Here are some records. Copy each one exactly.

RECORD EXCERPTS
= = =

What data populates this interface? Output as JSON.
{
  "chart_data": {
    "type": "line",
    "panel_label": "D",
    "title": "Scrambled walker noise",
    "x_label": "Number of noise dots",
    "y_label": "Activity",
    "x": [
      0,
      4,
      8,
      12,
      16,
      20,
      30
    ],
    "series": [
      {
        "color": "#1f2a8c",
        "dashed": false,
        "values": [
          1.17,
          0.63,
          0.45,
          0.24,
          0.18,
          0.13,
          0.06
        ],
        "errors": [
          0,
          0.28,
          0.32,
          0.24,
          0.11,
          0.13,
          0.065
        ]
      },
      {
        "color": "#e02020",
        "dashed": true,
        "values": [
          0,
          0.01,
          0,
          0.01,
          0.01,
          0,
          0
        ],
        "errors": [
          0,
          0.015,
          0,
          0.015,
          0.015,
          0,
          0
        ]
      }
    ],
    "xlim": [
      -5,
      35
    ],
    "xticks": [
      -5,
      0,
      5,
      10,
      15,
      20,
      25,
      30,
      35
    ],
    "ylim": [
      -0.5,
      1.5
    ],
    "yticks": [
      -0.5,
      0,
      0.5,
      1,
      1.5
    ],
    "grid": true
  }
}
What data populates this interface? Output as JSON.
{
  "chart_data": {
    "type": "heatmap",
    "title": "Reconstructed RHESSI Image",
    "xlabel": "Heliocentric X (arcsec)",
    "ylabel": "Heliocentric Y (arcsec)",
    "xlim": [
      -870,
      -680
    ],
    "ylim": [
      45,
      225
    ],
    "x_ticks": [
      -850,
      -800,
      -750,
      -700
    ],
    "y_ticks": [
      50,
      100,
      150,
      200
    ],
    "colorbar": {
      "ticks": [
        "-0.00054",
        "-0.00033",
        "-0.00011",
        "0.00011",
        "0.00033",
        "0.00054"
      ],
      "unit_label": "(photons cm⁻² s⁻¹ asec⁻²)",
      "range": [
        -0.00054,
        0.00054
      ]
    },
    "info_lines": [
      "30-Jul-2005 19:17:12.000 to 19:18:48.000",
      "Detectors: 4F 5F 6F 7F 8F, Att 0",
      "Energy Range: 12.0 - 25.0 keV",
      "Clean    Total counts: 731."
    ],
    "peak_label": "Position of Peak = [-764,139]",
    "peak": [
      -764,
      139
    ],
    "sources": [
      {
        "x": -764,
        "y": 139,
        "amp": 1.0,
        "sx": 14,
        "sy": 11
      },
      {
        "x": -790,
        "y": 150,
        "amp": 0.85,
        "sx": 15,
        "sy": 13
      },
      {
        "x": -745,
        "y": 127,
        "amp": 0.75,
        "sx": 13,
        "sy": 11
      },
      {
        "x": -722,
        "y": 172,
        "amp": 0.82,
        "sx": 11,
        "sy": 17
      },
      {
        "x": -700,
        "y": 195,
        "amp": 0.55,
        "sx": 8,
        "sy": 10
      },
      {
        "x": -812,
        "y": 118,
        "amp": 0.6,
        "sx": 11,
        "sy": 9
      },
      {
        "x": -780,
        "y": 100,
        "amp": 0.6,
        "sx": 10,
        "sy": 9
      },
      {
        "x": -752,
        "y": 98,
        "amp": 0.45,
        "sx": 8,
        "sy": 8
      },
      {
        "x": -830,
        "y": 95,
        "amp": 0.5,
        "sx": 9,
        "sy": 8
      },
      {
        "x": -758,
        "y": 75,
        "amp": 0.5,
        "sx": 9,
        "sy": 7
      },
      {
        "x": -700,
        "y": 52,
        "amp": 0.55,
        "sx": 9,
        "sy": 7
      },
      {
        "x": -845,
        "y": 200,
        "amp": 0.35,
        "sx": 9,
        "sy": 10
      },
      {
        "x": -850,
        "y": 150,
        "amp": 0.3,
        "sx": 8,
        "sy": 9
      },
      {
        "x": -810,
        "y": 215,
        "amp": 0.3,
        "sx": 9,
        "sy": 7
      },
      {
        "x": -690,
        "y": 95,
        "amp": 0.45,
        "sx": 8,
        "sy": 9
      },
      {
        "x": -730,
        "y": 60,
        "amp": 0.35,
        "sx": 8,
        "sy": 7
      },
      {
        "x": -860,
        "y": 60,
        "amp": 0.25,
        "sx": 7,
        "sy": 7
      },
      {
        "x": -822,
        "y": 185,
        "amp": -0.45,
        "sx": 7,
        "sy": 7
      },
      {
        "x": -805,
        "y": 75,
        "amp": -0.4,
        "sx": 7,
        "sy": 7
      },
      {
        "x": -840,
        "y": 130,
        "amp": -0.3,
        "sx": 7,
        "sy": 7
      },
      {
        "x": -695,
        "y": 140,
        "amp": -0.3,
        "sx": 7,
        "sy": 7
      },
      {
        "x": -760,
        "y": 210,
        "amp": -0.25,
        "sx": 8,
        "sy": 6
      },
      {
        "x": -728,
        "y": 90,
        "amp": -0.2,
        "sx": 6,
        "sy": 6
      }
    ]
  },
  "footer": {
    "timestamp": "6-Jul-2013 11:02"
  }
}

= = =

OUTPUT
What data populates this interface? Output as JSON.
{
  "chart_data": {
    "type": "line",
    "panel_label": "D",
    "title": "Scrambled walker noise",
    "x_label": "Number of noise dots",
    "y_label": "Activity",
    "x": [
      0,
      4,
      8,
      12,
      16,
      20,
      30
    ],
    "series": [
      {
        "color": "#1f2a8c",
        "dashed": false,
        "values": [
          1.17,
          0.63,
          0.45,
          0.24,
          0.18,
          0.13,
          0.06
        ],
        "errors": [
          0,
          0.28,
          0.32,
          0.24,
          0.11,
          0.13,
          0.065
        ]
      },
      {
        "color": "#e02020",
        "dashed": true,
        "values": [
          0,
          0.01,
          0,
          0.01,
          0.01,
          0,
          0
        ],
        "errors": [
          0,
          0.015,
          0,
          0.015,
          0.015,
          0,
          0
        ]
      }
    ],
    "xlim": [
      -5,
      35
    ],
    "xticks": [
      -5,
      0,
      5,
      10,
      15,
      20,
      25,
      30,
      35
    ],
    "ylim": [
      -0.5,
      1.5
    ],
    "yticks": [
      -0.5,
      0,
      0.5,
      1,
      1.5
    ],
    "grid": true
  }
}
What data populates this interface? Output as JSON.
{
  "chart_data": {
    "type": "heatmap",
    "title": "Reconstructed RHESSI Image",
    "xlabel": "Heliocentric X (arcsec)",
    "ylabel": "Heliocentric Y (arcsec)",
    "xlim": [
      -870,
      -680
    ],
    "ylim": [
      45,
      225
    ],
    "x_ticks": [
      -850,
      -800,
      -750,
      -700
    ],
    "y_ticks": [
      50,
      100,
      150,
      200
    ],
    "colorbar": {
      "ticks": [
        "-0.00054",
        "-0.00033",
        "-0.00011",
        "0.00011",
        "0.00033",
        "0.00054"
      ],
      "unit_label": "(photons cm⁻² s⁻¹ asec⁻²)",
      "range": [
        -0.00054,
        0.00054
      ]
    },
    "info_lines": [
      "30-Jul-2005 19:17:12.000 to 19:18:48.000",
      "Detectors: 4F 5F 6F 7F 8F, Att 0",
      "Energy Range: 12.0 - 25.0 keV",
      "Clean    Total counts: 731."
    ],
    "peak_label": "Position of Peak = [-764,139]",
    "peak": [
      -764,
      139
    ],
    "sources": [
      {
        "x": -764,
        "y": 139,
        "amp": 1.0,
        "sx": 14,
        "sy": 11
      },
      {
        "x": -790,
        "y": 150,
        "amp": 0.85,
        "sx": 15,
        "sy": 13
      },
      {
        "x": -745,
        "y": 127,
        "amp": 0.75,
        "sx": 13,
        "sy": 11
      },
      {
        "x": -722,
        "y": 172,
        "amp": 0.82,
        "sx": 11,
        "sy": 17
      },
      {
        "x": -700,
        "y": 195,
        "amp": 0.55,
        "sx": 8,
        "sy": 10
      },
      {
        "x": -812,
        "y": 118,
        "amp": 0.6,
        "sx": 11,
        "sy": 9
      },
      {
        "x": -780,
        "y": 100,
        "amp": 0.6,
        "sx": 10,
        "sy": 9
      },
      {
        "x": -752,
        "y": 98,
        "amp": 0.45,
        "sx": 8,
        "sy": 8
      },
      {
        "x": -830,
        "y": 95,
        "amp": 0.5,
        "sx": 9,
        "sy": 8
      },
      {
        "x": -758,
        "y": 75,
        "amp": 0.5,
        "sx": 9,
        "sy": 7
      },
      {
        "x": -700,
        "y": 52,
        "amp": 0.55,
        "sx": 9,
        "sy": 7
      },
      {
        "x": -845,
        "y": 200,
        "amp": 0.35,
        "sx": 9,
        "sy": 10
      },
      {
        "x": -850,
        "y": 150,
        "amp": 0.3,
        "sx": 8,
        "sy": 9
      },
      {
        "x": -810,
        "y": 215,
        "amp": 0.3,
        "sx": 9,
        "sy": 7
      },
      {
        "x": -690,
        "y": 95,
        "amp": 0.45,
        "sx": 8,
        "sy": 9
      },
      {
        "x": -730,
        "y": 60,
        "amp": 0.35,
        "sx": 8,
        "sy": 7
      },
      {
        "x": -860,
        "y": 60,
        "amp": 0.25,
        "sx": 7,
        "sy": 7
      },
      {
        "x": -822,
        "y": 185,
        "amp": -0.45,
        "sx": 7,
        "sy": 7
      },
      {
        "x": -805,
        "y": 75,
        "amp": -0.4,
        "sx": 7,
        "sy": 7
      },
      {
        "x": -840,
        "y": 130,
        "amp": -0.3,
        "sx": 7,
        "sy": 7
      },
      {
        "x": -695,
        "y": 140,
        "amp": -0.3,
        "sx": 7,
        "sy": 7
      },
      {
        "x": -760,
        "y": 210,
        "amp": -0.25,
        "sx": 8,
        "sy": 6
      },
      {
        "x": -728,
        "y": 90,
        "amp": -0.2,
        "sx": 6,
        "sy": 6
      }
    ]
  },
  "footer": {
    "timestamp": "6-Jul-2013 11:02"
  }
}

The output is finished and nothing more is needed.